> [Rows]
╔══

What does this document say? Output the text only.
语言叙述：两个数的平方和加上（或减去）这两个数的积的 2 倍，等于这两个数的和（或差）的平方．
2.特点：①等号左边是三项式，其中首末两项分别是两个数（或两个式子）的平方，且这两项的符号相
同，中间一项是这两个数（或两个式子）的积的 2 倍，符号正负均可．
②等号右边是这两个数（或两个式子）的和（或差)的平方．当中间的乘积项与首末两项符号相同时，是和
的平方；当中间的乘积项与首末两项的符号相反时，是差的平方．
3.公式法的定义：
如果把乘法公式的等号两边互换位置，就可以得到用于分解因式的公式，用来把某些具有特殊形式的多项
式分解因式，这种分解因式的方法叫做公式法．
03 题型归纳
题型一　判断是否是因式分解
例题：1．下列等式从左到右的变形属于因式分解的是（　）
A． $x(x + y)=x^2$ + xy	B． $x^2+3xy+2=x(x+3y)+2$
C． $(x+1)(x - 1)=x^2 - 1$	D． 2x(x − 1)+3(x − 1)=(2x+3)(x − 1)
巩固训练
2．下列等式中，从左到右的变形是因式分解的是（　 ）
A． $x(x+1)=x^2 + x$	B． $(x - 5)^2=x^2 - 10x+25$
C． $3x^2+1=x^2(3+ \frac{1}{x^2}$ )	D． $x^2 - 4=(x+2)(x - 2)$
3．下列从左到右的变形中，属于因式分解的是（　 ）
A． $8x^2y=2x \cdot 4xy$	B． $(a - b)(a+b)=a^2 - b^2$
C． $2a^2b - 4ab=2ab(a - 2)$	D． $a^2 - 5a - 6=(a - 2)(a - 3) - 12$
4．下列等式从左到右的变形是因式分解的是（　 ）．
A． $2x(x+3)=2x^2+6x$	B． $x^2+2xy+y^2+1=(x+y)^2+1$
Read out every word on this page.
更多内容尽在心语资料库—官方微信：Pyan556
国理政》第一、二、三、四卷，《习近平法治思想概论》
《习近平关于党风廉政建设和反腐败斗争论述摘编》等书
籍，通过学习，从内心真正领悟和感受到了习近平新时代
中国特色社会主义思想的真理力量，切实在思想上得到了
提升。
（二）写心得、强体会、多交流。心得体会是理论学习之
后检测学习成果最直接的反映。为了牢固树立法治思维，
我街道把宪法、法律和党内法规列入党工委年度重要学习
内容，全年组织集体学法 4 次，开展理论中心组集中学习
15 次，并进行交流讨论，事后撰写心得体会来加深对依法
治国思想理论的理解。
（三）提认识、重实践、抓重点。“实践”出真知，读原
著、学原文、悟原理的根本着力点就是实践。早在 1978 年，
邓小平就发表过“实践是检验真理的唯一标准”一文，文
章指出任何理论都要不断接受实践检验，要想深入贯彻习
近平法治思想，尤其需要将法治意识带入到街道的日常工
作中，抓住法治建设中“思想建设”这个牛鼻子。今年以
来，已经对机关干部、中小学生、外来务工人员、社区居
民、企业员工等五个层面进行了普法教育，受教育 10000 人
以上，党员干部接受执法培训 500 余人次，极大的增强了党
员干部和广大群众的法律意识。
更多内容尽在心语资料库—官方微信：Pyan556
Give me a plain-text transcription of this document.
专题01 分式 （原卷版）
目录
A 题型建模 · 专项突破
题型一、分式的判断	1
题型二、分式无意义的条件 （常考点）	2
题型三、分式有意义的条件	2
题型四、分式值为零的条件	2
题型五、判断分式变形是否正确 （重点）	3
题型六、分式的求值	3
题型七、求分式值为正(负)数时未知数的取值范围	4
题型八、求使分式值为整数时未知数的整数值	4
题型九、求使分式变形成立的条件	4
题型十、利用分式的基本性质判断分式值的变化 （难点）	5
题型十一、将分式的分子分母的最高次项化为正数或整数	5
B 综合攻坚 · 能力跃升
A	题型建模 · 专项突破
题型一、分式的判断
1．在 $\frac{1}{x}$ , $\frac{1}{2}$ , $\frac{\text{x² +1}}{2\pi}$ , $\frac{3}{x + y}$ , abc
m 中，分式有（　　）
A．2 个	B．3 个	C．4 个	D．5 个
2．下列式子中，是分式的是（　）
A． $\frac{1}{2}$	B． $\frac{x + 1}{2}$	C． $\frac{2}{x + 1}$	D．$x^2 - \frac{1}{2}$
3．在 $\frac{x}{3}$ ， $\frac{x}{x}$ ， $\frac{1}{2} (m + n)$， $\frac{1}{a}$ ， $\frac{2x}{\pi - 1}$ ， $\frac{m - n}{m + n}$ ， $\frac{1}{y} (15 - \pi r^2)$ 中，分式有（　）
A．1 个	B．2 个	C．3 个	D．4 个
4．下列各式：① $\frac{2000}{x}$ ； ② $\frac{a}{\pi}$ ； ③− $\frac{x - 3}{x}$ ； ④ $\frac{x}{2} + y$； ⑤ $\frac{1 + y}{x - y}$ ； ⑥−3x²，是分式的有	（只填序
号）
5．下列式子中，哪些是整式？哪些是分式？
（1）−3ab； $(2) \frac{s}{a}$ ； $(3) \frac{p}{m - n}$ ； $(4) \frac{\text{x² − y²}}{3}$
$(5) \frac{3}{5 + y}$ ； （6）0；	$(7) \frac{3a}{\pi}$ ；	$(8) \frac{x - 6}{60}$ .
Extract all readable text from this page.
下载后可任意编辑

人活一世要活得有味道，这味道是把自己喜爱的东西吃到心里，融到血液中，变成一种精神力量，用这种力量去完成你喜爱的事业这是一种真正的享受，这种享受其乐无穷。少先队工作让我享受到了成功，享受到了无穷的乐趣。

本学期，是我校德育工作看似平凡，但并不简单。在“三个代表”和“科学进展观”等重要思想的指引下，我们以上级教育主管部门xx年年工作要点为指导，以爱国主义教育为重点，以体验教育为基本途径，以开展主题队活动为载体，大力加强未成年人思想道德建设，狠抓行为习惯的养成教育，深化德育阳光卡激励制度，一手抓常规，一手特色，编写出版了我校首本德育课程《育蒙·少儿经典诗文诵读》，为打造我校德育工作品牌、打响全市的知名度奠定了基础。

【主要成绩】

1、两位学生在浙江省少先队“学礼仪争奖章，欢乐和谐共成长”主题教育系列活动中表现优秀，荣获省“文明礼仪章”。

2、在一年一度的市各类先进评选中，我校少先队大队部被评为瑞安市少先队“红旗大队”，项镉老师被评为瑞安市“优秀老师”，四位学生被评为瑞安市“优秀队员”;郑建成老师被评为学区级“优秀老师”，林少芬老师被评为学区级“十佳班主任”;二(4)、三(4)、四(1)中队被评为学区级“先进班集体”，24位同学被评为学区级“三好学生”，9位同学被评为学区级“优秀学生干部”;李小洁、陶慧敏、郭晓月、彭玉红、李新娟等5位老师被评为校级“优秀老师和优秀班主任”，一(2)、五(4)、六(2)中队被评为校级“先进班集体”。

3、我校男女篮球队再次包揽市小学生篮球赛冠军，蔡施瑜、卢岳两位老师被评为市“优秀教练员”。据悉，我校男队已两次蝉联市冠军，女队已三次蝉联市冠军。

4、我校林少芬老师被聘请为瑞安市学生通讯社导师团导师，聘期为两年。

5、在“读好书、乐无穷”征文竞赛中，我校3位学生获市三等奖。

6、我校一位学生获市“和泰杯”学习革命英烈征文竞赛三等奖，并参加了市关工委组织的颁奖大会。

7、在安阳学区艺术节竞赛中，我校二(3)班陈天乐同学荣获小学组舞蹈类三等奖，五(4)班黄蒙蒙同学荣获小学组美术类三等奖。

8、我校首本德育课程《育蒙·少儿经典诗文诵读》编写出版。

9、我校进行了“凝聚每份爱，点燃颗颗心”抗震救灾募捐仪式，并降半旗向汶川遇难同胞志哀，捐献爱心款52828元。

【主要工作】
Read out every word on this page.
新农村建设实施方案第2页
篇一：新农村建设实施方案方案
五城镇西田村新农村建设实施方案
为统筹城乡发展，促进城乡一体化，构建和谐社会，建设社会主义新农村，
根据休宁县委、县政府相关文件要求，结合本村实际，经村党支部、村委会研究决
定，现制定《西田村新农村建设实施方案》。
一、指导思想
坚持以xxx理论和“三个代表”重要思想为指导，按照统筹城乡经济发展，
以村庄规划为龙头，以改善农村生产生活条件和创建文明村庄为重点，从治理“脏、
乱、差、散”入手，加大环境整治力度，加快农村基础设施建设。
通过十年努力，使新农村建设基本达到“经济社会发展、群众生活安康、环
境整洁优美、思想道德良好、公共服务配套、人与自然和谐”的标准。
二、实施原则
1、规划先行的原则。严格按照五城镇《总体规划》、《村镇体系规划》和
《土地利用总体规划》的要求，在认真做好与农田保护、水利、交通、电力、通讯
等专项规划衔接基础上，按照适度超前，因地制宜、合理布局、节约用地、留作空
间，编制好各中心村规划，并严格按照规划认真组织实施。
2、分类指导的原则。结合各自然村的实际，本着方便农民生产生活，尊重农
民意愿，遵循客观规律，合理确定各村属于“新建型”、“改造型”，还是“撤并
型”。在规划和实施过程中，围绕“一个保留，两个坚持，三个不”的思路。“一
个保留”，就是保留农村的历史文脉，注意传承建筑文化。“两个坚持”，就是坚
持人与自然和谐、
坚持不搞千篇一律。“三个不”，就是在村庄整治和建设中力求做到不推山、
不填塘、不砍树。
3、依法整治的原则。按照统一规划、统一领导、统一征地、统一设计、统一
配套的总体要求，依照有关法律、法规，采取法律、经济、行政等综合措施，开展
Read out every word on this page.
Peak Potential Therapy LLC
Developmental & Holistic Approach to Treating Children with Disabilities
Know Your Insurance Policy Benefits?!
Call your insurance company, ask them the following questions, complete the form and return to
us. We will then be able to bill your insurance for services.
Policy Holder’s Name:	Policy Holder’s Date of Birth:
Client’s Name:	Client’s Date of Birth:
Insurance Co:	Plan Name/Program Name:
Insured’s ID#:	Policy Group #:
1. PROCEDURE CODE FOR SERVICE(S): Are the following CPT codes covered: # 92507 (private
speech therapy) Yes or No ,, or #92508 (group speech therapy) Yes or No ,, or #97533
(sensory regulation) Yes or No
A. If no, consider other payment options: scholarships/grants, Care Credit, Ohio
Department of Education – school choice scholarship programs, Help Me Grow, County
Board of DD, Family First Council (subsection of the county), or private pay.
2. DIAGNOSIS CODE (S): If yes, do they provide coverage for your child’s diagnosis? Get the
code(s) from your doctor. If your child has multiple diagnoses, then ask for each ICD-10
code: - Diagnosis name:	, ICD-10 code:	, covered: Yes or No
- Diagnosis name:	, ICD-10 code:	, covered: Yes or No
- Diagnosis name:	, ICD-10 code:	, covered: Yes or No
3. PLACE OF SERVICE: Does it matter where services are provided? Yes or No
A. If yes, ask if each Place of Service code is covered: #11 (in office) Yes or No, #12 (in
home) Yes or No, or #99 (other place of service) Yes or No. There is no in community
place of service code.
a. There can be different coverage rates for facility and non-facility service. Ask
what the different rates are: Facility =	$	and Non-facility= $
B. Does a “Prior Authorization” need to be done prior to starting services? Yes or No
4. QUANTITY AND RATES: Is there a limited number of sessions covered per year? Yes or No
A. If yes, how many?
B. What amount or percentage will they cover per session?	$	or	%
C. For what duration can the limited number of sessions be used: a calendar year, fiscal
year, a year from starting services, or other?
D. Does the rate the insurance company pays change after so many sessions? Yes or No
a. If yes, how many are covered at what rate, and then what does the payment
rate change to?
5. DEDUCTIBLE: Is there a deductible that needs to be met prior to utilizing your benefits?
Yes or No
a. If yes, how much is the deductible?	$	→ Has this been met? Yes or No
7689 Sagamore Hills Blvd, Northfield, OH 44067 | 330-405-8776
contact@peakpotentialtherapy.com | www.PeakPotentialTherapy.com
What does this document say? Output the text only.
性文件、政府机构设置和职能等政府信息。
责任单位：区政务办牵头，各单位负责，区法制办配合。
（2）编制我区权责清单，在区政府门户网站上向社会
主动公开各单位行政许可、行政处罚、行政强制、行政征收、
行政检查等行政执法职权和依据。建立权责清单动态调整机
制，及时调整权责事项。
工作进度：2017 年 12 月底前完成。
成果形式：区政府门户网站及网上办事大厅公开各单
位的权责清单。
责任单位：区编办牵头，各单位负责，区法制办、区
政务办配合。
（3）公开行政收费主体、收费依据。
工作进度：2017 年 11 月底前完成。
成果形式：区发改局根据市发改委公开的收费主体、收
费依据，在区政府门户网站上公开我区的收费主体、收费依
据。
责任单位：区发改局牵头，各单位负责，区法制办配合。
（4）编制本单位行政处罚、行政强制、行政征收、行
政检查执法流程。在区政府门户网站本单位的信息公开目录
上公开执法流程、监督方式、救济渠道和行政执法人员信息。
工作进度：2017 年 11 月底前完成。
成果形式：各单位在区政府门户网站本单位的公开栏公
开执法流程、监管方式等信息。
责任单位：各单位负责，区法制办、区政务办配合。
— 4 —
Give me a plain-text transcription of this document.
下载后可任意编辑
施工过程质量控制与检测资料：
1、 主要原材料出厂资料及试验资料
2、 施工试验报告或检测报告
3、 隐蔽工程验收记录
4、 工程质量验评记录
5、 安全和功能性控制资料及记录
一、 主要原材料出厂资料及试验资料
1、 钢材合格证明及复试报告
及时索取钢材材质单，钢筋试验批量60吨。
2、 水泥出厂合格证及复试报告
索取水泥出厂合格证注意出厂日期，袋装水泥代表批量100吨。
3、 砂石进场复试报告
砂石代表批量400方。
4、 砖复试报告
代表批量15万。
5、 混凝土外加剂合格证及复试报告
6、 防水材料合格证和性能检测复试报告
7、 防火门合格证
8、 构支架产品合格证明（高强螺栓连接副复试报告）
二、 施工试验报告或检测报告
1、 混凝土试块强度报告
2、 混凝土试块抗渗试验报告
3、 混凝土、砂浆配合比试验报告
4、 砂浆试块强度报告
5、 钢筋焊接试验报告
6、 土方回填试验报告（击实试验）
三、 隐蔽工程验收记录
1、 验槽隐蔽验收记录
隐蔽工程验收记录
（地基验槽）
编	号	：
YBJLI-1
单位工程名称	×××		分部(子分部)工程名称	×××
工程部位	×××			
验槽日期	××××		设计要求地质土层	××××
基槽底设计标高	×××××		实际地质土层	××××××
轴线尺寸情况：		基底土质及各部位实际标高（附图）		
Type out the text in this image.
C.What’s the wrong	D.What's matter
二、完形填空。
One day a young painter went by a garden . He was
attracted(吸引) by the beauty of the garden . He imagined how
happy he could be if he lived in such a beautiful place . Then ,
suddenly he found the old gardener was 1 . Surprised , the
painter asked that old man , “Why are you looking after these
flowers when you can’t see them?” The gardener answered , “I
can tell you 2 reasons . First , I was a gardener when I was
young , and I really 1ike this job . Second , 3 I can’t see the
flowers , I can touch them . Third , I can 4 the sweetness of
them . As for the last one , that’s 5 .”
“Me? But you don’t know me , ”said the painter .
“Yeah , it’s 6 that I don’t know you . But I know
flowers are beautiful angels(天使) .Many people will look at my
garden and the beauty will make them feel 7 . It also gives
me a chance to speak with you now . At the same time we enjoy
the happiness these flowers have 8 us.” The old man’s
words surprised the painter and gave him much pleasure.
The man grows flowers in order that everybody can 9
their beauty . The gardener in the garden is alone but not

╚══

> [Aim] In the entries above, locate every line with the word "少儿经典诗文诵读" and copy it.

> [Solution for this task]
本学期，是我校德育工作看似平凡，但并不简单。在“三个代表”和“科学进展观”等重要思想的指引下，我们以上级教育主管部门xx年年工作要点为指导，以爱国主义教育为重点，以体验教育为基本途径，以开展主题队活动为载体，大力加强未成年人思想道德建设，狠抓行为习惯的养成教育，深化德育阳光卡激励制度，一手抓常规，一手特色，编写出版了我校首本德育课程《育蒙·少儿经典诗文诵读》，为打造我校德育工作品牌、打响全市的知名度奠定了基础。
8、我校首本德育课程《育蒙·少儿经典诗文诵读》编写出版。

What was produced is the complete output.